### EXERCISE
Reproduce all of the data that follows, character for character.

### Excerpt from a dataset
——
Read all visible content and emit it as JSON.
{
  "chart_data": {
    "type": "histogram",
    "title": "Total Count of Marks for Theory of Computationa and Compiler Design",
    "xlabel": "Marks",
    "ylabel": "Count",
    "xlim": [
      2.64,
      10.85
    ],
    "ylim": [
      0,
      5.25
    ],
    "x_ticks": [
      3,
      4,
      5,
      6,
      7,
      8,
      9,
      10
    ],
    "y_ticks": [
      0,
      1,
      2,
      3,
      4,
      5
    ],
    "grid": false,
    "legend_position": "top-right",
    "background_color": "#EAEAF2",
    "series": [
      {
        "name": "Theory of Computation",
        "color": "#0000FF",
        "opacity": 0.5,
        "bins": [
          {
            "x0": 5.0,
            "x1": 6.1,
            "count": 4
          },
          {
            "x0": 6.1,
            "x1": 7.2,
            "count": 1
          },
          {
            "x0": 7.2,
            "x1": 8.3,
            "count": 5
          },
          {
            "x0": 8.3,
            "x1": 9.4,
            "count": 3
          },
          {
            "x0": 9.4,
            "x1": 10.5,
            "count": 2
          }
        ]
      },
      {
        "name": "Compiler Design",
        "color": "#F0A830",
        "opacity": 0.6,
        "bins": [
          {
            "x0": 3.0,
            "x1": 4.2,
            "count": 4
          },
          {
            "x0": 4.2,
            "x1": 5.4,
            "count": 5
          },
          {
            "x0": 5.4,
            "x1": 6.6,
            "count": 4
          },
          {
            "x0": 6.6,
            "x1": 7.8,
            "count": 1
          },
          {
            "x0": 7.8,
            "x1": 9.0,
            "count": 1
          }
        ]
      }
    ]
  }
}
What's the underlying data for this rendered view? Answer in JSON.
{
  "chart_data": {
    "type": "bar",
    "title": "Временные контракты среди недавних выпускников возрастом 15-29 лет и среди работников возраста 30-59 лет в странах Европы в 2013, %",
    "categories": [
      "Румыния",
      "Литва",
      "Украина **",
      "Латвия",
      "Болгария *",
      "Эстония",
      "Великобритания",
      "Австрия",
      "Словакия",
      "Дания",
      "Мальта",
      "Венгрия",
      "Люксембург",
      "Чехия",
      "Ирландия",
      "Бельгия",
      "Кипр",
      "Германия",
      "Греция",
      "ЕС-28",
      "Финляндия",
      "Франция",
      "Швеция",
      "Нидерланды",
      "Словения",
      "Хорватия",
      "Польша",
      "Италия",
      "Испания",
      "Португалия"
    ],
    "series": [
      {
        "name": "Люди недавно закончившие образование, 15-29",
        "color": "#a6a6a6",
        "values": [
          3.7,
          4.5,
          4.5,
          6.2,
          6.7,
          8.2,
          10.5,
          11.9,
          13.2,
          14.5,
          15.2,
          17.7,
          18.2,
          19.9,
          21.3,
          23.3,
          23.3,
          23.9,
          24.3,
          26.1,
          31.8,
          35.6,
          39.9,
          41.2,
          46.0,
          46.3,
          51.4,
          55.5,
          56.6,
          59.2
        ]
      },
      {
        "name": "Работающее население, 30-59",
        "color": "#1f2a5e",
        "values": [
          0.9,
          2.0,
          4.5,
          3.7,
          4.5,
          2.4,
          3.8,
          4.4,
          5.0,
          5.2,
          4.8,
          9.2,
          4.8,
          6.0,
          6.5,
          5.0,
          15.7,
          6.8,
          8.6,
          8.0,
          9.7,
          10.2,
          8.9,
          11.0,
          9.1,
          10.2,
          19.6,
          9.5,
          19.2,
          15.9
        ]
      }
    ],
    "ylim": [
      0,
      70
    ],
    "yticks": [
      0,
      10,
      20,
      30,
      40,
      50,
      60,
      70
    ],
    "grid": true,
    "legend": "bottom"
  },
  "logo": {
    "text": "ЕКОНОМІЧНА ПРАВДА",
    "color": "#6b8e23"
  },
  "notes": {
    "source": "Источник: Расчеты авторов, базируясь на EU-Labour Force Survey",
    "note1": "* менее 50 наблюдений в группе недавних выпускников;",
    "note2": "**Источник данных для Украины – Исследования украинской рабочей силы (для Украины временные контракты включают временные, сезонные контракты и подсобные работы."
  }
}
——
### CORRECT RESULT
Read all visible content and emit it as JSON.
{
  "chart_data": {
    "type": "histogram",
    "title": "Total Count of Marks for Theory of Computationa and Compiler Design",
    "xlabel": "Marks",
    "ylabel": "Count",
    "xlim": [
      2.64,
      10.85
    ],
    "ylim": [
      0,
      5.25
    ],
    "x_ticks": [
      3,
      4,
      5,
      6,
      7,
      8,
      9,
      10
    ],
    "y_ticks": [
      0,
      1,
      2,
      3,
      4,
      5
    ],
    "grid": false,
    "legend_position": "top-right",
    "background_color": "#EAEAF2",
    "series": [
      {
        "name": "Theory of Computation",
        "color": "#0000FF",
        "opacity": 0.5,
        "bins": [
          {
            "x0": 5.0,
            "x1": 6.1,
            "count": 4
          },
          {
            "x0": 6.1,
            "x1": 7.2,
            "count": 1
          },
          {
            "x0": 7.2,
            "x1": 8.3,
            "count": 5
          },
          {
            "x0": 8.3,
            "x1": 9.4,
            "count": 3
          },
          {
            "x0": 9.4,
            "x1": 10.5,
            "count": 2
          }
        ]
      },
      {
        "name": "Compiler Design",
        "color": "#F0A830",
        "opacity": 0.6,
        "bins": [
          {
            "x0": 3.0,
            "x1": 4.2,
            "count": 4
          },
          {
            "x0": 4.2,
            "x1": 5.4,
            "count": 5
          },
          {
            "x0": 5.4,
            "x1": 6.6,
            "count": 4
          },
          {
            "x0": 6.6,
            "x1": 7.8,
            "count": 1
          },
          {
            "x0": 7.8,
            "x1": 9.0,
            "count": 1
          }
        ]
      }
    ]
  }
}
What's the underlying data for this rendered view? Answer in JSON.
{
  "chart_data": {
    "type": "bar",
    "title": "Временные контракты среди недавних выпускников возрастом 15-29 лет и среди работников возраста 30-59 лет в странах Европы в 2013, %",
    "categories": [
      "Румыния",
      "Литва",
      "Украина **",
      "Латвия",
      "Болгария *",
      "Эстония",
      "Великобритания",
      "Австрия",
      "Словакия",
      "Дания",
      "Мальта",
      "Венгрия",
      "Люксембург",
      "Чехия",
      "Ирландия",
      "Бельгия",
      "Кипр",
      "Германия",
      "Греция",
      "ЕС-28",
      "Финляндия",
      "Франция",
      "Швеция",
      "Нидерланды",
      "Словения",
      "Хорватия",
      "Польша",
      "Италия",
      "Испания",
      "Португалия"
    ],
    "series": [
      {
        "name": "Люди недавно закончившие образование, 15-29",
        "color": "#a6a6a6",
        "values": [
          3.7,
          4.5,
          4.5,
          6.2,
          6.7,
          8.2,
          10.5,
          11.9,
          13.2,
          14.5,
          15.2,
          17.7,
          18.2,
          19.9,
          21.3,
          23.3,
          23.3,
          23.9,
          24.3,
          26.1,
          31.8,
          35.6,
          39.9,
          41.2,
          46.0,
          46.3,
          51.4,
          55.5,
          56.6,
          59.2
        ]
      },
      {
        "name": "Работающее население, 30-59",
        "color": "#1f2a5e",
        "values": [
          0.9,
          2.0,
          4.5,
          3.7,
          4.5,
          2.4,
          3.8,
          4.4,
          5.0,
          5.2,
          4.8,
          9.2,
          4.8,
          6.0,
          6.5,
          5.0,
          15.7,
          6.8,
          8.6,
          8.0,
          9.7,
          10.2,
          8.9,
          11.0,
          9.1,
          10.2,
          19.6,
          9.5,
          19.2,
          15.9
        ]
      }
    ],
    "ylim": [
      0,
      70
    ],
    "yticks": [
      0,
      10,
      20,
      30,
      40,
      50,
      60,
      70
    ],
    "grid": true,
    "legend": "bottom"
  },
  "logo": {
    "text": "ЕКОНОМІЧНА ПРАВДА",
    "color": "#6b8e23"
  },
  "notes": {
    "source": "Источник: Расчеты авторов, базируясь на EU-Labour Force Survey",
    "note1": "* менее 50 наблюдений в группе недавних выпускников;",
    "note2": "**Источник данных для Украины – Исследования украинской рабочей силы (для Украины временные контракты включают временные, сезонные контракты и подсобные работы."
  }
}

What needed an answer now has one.